• **Short task**: Look through the data below. Show each line where the string "this" occurs.

------ Data to use

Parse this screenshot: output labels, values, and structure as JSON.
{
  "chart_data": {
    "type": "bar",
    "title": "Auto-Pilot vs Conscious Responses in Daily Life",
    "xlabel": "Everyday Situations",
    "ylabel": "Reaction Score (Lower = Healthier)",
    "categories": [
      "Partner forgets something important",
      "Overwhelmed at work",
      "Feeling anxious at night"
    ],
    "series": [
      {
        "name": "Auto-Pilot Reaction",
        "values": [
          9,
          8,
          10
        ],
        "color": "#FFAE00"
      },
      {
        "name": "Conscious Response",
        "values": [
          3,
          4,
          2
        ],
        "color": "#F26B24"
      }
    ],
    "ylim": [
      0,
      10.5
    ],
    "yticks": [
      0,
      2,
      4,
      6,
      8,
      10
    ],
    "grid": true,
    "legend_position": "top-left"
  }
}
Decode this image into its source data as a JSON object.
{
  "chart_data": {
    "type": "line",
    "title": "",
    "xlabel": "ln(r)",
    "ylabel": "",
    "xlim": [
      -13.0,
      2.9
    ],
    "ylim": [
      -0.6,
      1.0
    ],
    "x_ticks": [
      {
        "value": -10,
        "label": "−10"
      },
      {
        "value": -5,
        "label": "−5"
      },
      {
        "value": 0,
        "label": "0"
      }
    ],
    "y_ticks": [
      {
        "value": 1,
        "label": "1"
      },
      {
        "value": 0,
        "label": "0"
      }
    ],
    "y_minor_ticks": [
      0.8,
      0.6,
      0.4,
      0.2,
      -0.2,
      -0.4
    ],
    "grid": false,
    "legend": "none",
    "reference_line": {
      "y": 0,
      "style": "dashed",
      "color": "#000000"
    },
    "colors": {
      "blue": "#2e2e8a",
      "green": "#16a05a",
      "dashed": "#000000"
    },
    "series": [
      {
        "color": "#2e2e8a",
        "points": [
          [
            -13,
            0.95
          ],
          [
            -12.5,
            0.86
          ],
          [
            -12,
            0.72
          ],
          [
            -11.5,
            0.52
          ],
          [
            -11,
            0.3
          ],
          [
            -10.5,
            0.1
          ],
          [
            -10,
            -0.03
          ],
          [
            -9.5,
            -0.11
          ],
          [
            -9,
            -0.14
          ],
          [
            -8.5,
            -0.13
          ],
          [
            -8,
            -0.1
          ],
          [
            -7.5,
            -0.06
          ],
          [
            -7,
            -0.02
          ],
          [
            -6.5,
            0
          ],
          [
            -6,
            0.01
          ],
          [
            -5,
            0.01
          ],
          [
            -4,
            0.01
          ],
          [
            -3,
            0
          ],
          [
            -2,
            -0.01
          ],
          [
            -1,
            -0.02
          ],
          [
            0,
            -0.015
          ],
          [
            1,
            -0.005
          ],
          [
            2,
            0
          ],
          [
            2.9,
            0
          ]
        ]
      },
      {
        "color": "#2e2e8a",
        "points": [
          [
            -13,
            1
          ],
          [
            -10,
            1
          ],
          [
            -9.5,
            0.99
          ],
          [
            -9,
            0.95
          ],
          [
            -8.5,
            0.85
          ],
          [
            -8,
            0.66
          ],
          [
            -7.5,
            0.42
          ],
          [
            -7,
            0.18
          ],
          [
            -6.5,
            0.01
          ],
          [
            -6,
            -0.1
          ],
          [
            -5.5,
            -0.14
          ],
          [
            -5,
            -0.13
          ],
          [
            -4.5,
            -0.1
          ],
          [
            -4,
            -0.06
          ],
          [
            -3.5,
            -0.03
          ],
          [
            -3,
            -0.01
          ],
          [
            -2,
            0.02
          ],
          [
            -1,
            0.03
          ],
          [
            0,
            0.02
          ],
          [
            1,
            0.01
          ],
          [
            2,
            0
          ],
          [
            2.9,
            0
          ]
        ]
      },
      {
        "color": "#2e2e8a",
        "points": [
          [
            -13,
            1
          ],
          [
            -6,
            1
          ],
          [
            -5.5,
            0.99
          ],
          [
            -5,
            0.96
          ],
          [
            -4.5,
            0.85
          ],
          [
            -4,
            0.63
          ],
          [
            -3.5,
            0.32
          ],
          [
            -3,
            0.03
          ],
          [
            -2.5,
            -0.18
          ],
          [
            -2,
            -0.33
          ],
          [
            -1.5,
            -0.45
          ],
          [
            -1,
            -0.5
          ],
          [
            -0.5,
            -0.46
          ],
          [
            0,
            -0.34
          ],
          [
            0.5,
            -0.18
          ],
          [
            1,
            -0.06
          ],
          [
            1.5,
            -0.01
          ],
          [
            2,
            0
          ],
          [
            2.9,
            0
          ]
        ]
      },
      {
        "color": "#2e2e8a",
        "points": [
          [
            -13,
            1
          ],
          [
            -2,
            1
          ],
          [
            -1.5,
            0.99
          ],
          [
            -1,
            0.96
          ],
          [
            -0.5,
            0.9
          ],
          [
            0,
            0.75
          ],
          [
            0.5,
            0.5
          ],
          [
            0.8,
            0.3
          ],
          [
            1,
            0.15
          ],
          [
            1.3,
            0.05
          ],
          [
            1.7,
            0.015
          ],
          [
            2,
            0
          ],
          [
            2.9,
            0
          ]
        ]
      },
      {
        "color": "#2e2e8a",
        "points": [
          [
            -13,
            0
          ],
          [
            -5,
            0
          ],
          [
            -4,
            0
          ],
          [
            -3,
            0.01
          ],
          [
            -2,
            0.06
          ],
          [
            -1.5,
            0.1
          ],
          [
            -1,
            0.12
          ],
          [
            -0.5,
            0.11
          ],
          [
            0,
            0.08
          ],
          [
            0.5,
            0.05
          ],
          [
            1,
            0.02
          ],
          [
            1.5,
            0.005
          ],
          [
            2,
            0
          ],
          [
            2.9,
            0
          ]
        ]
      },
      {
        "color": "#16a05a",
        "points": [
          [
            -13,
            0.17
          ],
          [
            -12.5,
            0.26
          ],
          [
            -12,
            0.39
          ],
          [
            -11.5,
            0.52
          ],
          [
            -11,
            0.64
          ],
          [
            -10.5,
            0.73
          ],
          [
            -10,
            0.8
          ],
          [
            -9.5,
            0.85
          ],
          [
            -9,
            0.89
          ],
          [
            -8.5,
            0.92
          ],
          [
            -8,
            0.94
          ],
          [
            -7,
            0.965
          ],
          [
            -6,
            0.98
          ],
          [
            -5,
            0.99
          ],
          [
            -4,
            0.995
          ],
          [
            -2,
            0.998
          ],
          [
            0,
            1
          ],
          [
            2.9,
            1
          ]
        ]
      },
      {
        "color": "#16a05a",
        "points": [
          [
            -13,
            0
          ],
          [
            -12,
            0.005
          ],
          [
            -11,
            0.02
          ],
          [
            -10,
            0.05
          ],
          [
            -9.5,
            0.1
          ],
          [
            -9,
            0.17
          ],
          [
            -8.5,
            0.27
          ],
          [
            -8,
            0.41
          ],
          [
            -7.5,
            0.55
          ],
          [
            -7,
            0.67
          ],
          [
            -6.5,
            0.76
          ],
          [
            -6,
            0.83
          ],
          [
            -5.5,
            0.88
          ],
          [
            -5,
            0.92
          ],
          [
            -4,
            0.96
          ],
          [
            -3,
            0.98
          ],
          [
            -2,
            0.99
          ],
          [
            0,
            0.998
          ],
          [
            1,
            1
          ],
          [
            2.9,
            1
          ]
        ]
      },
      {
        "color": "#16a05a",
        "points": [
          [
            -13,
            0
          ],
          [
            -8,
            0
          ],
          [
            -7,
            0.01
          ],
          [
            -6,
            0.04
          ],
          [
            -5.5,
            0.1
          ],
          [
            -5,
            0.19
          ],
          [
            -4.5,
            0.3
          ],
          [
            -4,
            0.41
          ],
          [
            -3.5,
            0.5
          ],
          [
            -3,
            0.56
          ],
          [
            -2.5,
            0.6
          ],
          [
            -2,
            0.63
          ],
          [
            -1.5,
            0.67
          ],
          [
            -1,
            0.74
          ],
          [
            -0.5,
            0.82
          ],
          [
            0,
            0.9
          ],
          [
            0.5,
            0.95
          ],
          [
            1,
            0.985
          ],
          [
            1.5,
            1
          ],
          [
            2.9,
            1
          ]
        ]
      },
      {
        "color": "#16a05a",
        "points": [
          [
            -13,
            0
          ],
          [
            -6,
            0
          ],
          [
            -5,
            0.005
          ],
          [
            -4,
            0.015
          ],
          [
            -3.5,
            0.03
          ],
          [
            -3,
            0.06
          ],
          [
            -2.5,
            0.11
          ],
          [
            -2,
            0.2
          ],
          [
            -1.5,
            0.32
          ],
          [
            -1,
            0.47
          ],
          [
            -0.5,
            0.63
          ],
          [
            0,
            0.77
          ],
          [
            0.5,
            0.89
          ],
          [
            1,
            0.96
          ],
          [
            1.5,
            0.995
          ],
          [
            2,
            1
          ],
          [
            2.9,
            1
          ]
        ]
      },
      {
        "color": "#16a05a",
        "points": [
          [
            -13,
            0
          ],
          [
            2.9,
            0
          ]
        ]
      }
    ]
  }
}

------------

• **Reply**:
Parse this screenshot: output labels, values, and structure as JSON.
Decode this image into its source data as a JSON object.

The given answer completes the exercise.